The pictures are to be left out, and all remaining data is to be transcribed exactly as it appears.

• • •

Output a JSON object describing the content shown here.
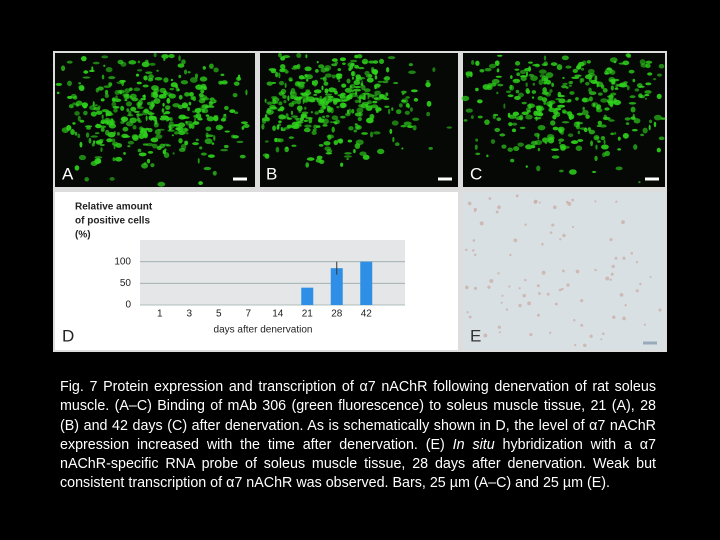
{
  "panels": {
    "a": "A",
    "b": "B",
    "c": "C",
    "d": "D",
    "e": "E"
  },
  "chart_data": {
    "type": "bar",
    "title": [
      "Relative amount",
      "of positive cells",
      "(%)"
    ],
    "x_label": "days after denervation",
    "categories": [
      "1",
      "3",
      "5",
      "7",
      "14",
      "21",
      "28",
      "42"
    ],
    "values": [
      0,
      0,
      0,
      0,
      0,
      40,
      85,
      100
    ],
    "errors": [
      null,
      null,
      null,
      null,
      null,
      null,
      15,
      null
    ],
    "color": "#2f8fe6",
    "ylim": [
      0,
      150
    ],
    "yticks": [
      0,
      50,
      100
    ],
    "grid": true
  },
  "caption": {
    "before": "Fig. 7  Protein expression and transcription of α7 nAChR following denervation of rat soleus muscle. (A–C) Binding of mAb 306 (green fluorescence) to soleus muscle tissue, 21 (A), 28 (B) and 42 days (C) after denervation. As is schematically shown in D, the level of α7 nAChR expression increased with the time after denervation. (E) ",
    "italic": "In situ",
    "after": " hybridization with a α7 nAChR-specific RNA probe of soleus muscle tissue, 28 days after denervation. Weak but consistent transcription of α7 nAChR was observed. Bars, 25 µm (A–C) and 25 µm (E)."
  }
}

• • •

_Output of the task:_
Output a JSON object describing the content shown here.
{
  "panels": {
    "a": "A",
    "b": "B",
    "c": "C",
    "d": "D",
    "e": "E"
  },
  "chart_data": {
    "type": "bar",
    "title": [
      "Relative amount",
      "of positive cells",
      "(%)"
    ],
    "x_label": "days after denervation",
    "categories": [
      "1",
      "3",
      "5",
      "7",
      "14",
      "21",
      "28",
      "42"
    ],
    "values": [
      0,
      0,
      0,
      0,
      0,
      40,
      85,
      100
    ],
    "errors": [
      null,
      null,
      null,
      null,
      null,
      null,
      15,
      null
    ],
    "color": "#2f8fe6",
    "ylim": [
      0,
      150
    ],
    "yticks": [
      0,
      50,
      100
    ],
    "grid": true
  },
  "caption": {
    "before": "Fig. 7  Protein expression and transcription of α7 nAChR following denervation of rat soleus muscle. (A–C) Binding of mAb 306 (green fluorescence) to soleus muscle tissue, 21 (A), 28 (B) and 42 days (C) after denervation. As is schematically shown in D, the level of α7 nAChR expression increased with the time after denervation. (E) ",
    "italic": "In situ",
    "after": " hybridization with a α7 nAChR-specific RNA probe of soleus muscle tissue, 28 days after denervation. Weak but consistent transcription of α7 nAChR was observed. Bars, 25 µm (A–C) and 25 µm (E)."
  }
}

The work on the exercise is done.